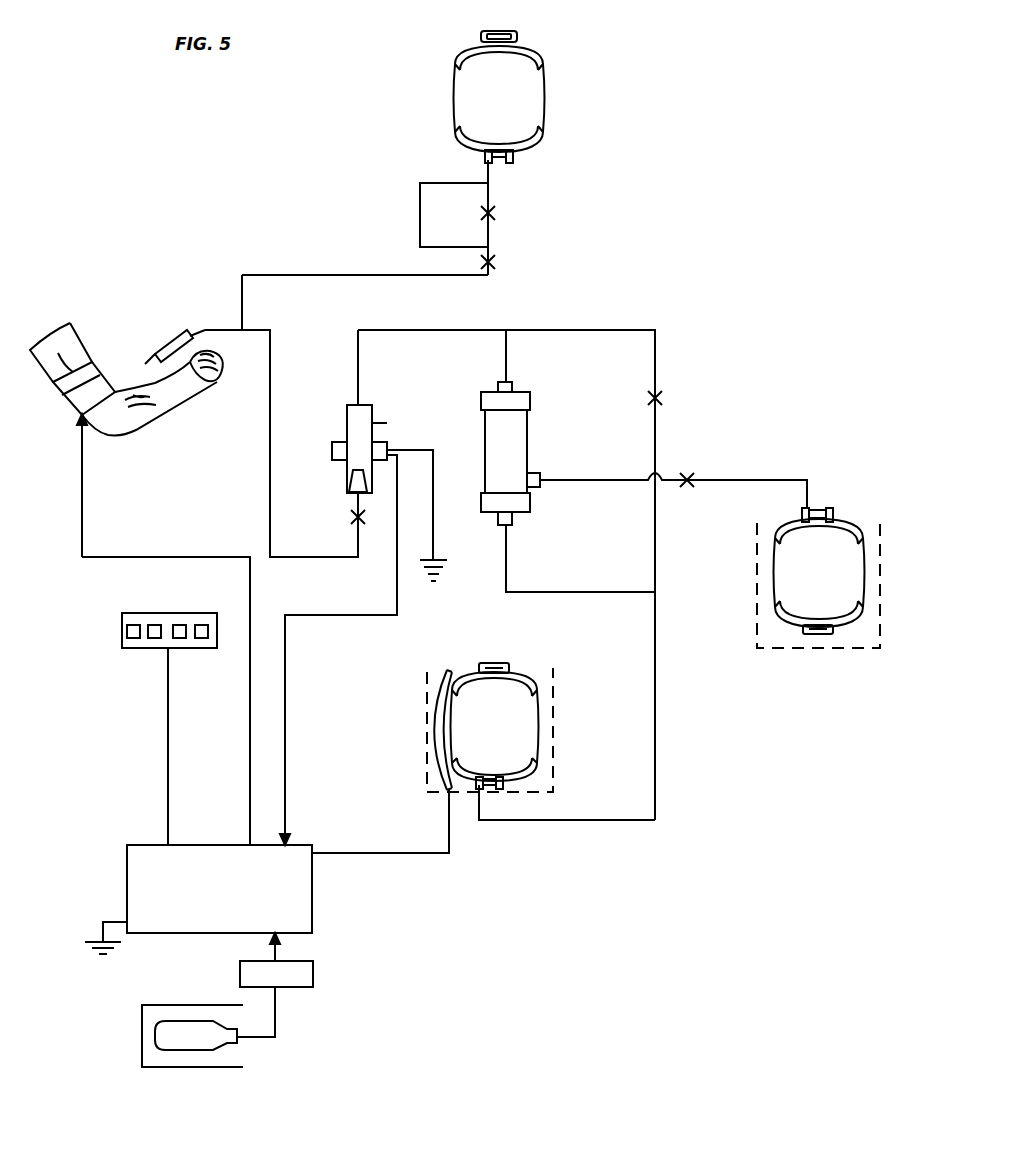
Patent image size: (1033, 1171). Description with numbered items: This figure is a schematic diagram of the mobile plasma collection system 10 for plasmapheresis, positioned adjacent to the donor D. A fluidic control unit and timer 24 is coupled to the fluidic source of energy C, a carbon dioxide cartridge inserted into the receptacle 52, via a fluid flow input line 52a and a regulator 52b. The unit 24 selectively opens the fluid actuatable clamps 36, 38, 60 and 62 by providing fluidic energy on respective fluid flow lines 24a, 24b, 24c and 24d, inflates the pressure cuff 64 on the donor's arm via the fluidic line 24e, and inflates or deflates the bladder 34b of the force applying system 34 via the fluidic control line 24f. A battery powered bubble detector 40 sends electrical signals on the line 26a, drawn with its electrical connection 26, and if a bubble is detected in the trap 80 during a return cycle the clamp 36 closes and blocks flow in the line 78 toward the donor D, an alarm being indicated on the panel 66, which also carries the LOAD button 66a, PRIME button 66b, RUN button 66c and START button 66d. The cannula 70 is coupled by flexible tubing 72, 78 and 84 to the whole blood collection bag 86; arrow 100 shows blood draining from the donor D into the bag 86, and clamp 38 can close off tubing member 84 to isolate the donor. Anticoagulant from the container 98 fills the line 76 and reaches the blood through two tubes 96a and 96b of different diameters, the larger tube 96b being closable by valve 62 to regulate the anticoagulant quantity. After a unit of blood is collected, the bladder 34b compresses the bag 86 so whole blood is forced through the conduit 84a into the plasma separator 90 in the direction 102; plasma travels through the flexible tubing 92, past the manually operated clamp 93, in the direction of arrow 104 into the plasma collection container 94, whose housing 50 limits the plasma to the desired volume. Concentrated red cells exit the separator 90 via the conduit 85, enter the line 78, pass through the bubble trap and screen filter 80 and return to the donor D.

The mobile plasma collection system 10 is at (710, 232).
The control unit and timer 24 is at (160, 933).
The fluid flow line 24a is at (346, 517).
The fluid flow line 24b is at (670, 398).
The fluid flow line 24c is at (503, 262).
The fluid flow line 24d is at (503, 213).
The fluidic line 24e is at (84, 490).
The fluidic control line 24f is at (360, 853).
The ground 26 is at (443, 558).
The electrical signal line 26a is at (286, 645).
The pressure assembly 34 is at (557, 672).
The inflatable bladder 34b is at (447, 672).
The fluid actuatable clamp 36 is at (364, 520).
The fluid actuatable clamp 38 is at (648, 398).
The battery powered bubble detector 40 is at (332, 451).
The housing 50 is at (757, 607).
The receptacle 52 is at (167, 1052).
The fluid flow input line 52a is at (278, 1000).
The regulator 52b is at (308, 972).
The fluid actuatable clamp 60 is at (484, 262).
The fluid actuatable clamp 62 is at (485, 214).
The inflatable pressure cuff 64 is at (103, 362).
The panel 66 is at (190, 620).
The LOAD button 66a is at (128, 632).
The PRIME button 66b is at (154, 637).
The RUN button 66c is at (168, 638).
The START button 66d is at (202, 638).
The cannula 70 is at (173, 338).
The flexible tubing 72 is at (216, 328).
The line 76 is at (276, 275).
The tubing 78 is at (272, 408).
The bubble trap and screen filter 80 is at (374, 423).
The tubing member 84 is at (657, 538).
The conduit 84a is at (556, 592).
The conduit 85 is at (506, 358).
The whole blood collection bag 86 is at (505, 733).
The plasma separator 90 is at (515, 430).
The flexible tubing 92 is at (600, 482).
The manually operated clamp 93 is at (687, 487).
The plasma collection container 94 is at (829, 578).
The tube 96a is at (420, 214).
The tube 96b is at (488, 195).
The anticoagulant container 98 is at (512, 99).
The arrow 100 is at (258, 508).
The direction arrow 102 is at (343, 372).
The arrow 104 is at (698, 465).
The donor D is at (162, 420).
The fluidic source of energy C is at (192, 1045).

Work request. Could you restate the material word for word, skipping any pictures it holds?

Exercise output.
Patent image size: (1033, 1171). Description with numbered items: This figure is a schematic diagram of the mobile plasma collection system 10 for plasmapheresis, positioned adjacent to the donor D. A fluidic control unit and timer 24 is coupled to the fluidic source of energy C, a carbon dioxide cartridge inserted into the receptacle 52, via a fluid flow input line 52a and a regulator 52b. The unit 24 selectively opens the fluid actuatable clamps 36, 38, 60 and 62 by providing fluidic energy on respective fluid flow lines 24a, 24b, 24c and 24d, inflates the pressure cuff 64 on the donor's arm via the fluidic line 24e, and inflates or deflates the bladder 34b of the force applying system 34 via the fluidic control line 24f. A battery powered bubble detector 40 sends electrical signals on the line 26a, drawn with its electrical connection 26, and if a bubble is detected in the trap 80 during a return cycle the clamp 36 closes and blocks flow in the line 78 toward the donor D, an alarm being indicated on the panel 66, which also carries the LOAD button 66a, PRIME button 66b, RUN button 66c and START button 66d. The cannula 70 is coupled by flexible tubing 72, 78 and 84 to the whole blood collection bag 86; arrow 100 shows blood draining from the donor D into the bag 86, and clamp 38 can close off tubing member 84 to isolate the donor. Anticoagulant from the container 98 fills the line 76 and reaches the blood through two tubes 96a and 96b of different diameters, the larger tube 96b being closable by valve 62 to regulate the anticoagulant quantity. After a unit of blood is collected, the bladder 34b compresses the bag 86 so whole blood is forced through the conduit 84a into the plasma separator 90 in the direction 102; plasma travels through the flexible tubing 92, past the manually operated clamp 93, in the direction of arrow 104 into the plasma collection container 94, whose housing 50 limits the plasma to the desired volume. Concentrated red cells exit the separator 90 via the conduit 85, enter the line 78, pass through the bubble trap and screen filter 80 and return to the donor D.

The mobile plasma collection system 10 is at (710, 232).
The control unit and timer 24 is at (160, 933).
The fluid flow line 24a is at (346, 517).
The fluid flow line 24b is at (670, 398).
The fluid flow line 24c is at (503, 262).
The fluid flow line 24d is at (503, 213).
The fluidic line 24e is at (84, 490).
The fluidic control line 24f is at (360, 853).
The ground 26 is at (443, 558).
The electrical signal line 26a is at (286, 645).
The pressure assembly 34 is at (557, 672).
The inflatable bladder 34b is at (447, 672).
The fluid actuatable clamp 36 is at (364, 520).
The fluid actuatable clamp 38 is at (648, 398).
The battery powered bubble detector 40 is at (332, 451).
The housing 50 is at (757, 607).
The receptacle 52 is at (167, 1052).
The fluid flow input line 52a is at (278, 1000).
The regulator 52b is at (308, 972).
The fluid actuatable clamp 60 is at (484, 262).
The fluid actuatable clamp 62 is at (485, 214).
The inflatable pressure cuff 64 is at (103, 362).
The panel 66 is at (190, 620).
The LOAD button 66a is at (128, 632).
The PRIME button 66b is at (154, 637).
The RUN button 66c is at (168, 638).
The START button 66d is at (202, 638).
The cannula 70 is at (173, 338).
The flexible tubing 72 is at (216, 328).
The line 76 is at (276, 275).
The tubing 78 is at (272, 408).
The bubble trap and screen filter 80 is at (374, 423).
The tubing member 84 is at (657, 538).
The conduit 84a is at (556, 592).
The conduit 85 is at (506, 358).
The whole blood collection bag 86 is at (505, 733).
The plasma separator 90 is at (515, 430).
The flexible tubing 92 is at (600, 482).
The manually operated clamp 93 is at (687, 487).
The plasma collection container 94 is at (829, 578).
The tube 96a is at (420, 214).
The tube 96b is at (488, 195).
The anticoagulant container 98 is at (512, 99).
The arrow 100 is at (258, 508).
The direction arrow 102 is at (343, 372).
The arrow 104 is at (698, 465).
The donor D is at (162, 420).
The fluidic source of energy C is at (192, 1045).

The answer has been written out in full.